BEGIN THE DATA

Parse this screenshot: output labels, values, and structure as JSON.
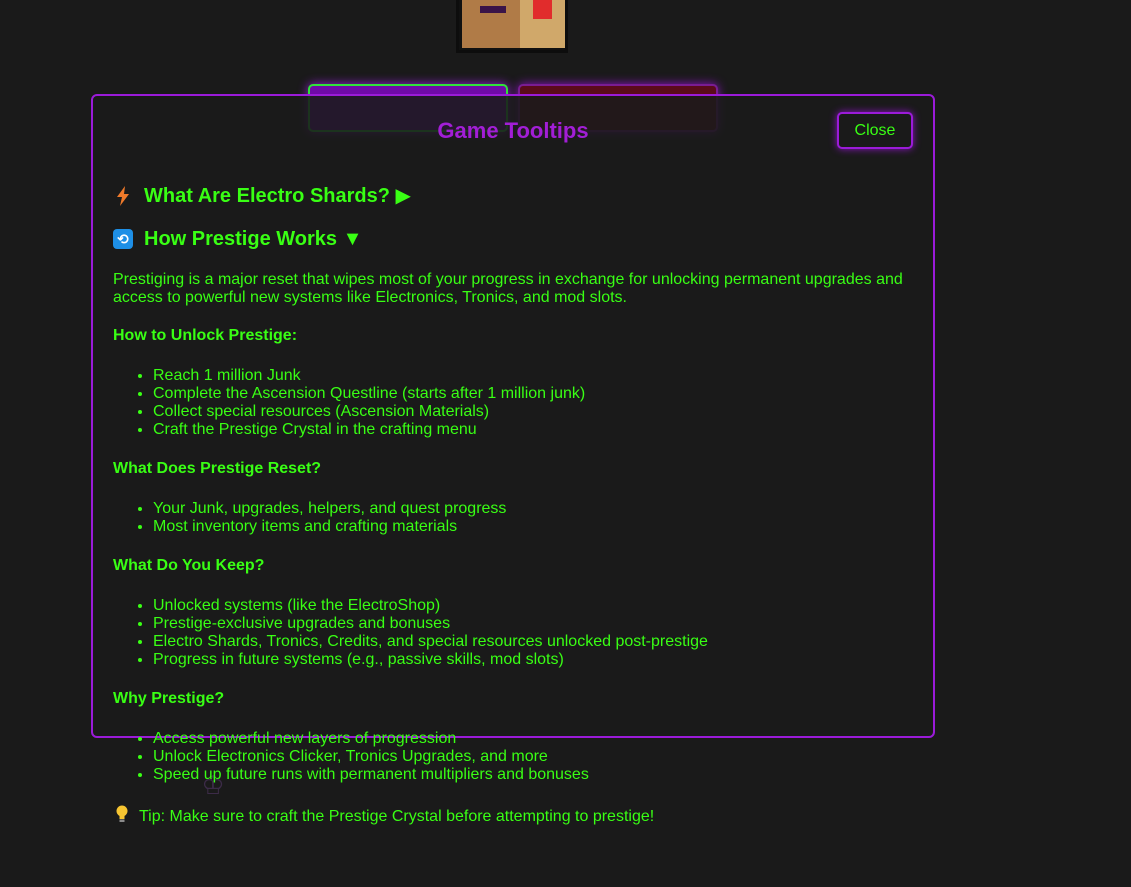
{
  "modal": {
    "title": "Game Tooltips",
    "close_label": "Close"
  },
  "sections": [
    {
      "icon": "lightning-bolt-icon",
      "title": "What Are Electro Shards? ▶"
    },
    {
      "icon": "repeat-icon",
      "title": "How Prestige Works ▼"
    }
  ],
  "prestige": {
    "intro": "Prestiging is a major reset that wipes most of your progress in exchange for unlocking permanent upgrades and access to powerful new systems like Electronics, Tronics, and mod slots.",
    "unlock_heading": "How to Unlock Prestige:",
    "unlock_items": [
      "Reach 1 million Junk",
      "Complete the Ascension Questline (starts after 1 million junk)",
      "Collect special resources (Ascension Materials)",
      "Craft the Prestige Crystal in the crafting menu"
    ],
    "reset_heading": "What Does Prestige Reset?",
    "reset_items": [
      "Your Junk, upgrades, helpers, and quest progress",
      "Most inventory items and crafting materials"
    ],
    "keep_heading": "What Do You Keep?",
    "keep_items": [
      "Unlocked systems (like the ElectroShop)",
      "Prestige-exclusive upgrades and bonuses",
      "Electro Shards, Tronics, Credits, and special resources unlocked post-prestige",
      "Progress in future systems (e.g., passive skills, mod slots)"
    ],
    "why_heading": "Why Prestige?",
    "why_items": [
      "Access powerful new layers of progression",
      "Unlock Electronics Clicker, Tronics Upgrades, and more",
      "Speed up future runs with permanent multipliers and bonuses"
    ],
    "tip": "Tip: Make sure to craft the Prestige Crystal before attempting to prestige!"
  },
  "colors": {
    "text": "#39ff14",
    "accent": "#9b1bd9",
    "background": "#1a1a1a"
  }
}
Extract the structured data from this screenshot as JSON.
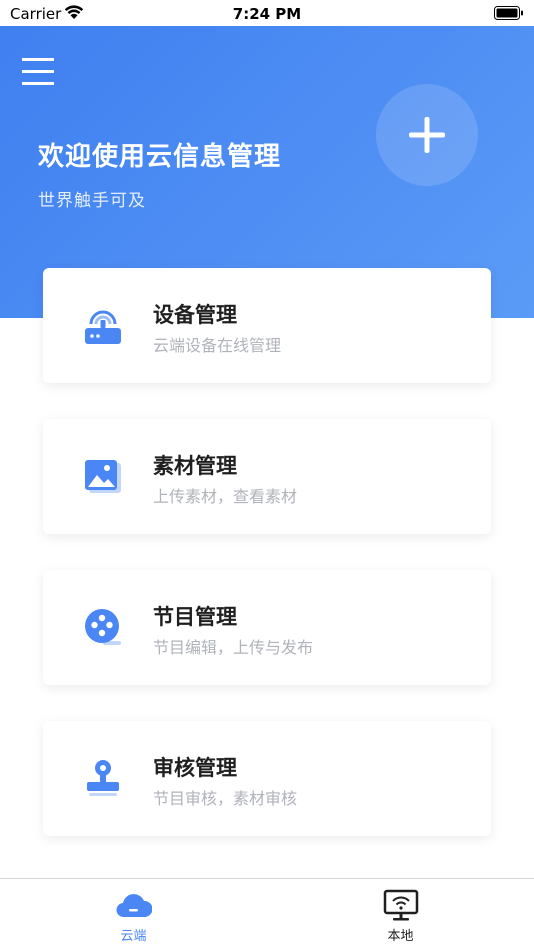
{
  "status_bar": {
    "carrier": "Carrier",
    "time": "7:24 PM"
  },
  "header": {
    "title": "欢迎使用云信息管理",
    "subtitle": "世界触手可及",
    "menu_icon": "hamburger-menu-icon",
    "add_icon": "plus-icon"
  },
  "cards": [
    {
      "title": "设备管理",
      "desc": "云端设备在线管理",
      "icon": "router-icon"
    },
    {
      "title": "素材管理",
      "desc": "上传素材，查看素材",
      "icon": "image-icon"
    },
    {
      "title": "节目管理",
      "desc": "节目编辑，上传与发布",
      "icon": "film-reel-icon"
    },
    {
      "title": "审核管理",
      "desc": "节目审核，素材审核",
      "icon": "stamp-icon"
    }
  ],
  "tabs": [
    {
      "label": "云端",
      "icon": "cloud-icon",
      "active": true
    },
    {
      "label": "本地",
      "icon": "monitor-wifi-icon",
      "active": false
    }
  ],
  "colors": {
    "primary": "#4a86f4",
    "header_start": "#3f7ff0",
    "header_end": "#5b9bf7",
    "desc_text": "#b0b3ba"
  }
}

END THE DATA

# STATED GOAL
Find the word "permanent" in the data and show each line that holds it.

# EXERCISE SOLUTION
    "intro": "Prestiging is a major reset that wipes most of your progress in exchange for unlocking permanent upgrades and access to powerful new systems like Electronics, Tronics, and mod slots.",
      "Speed up future runs with permanent multipliers and bonuses"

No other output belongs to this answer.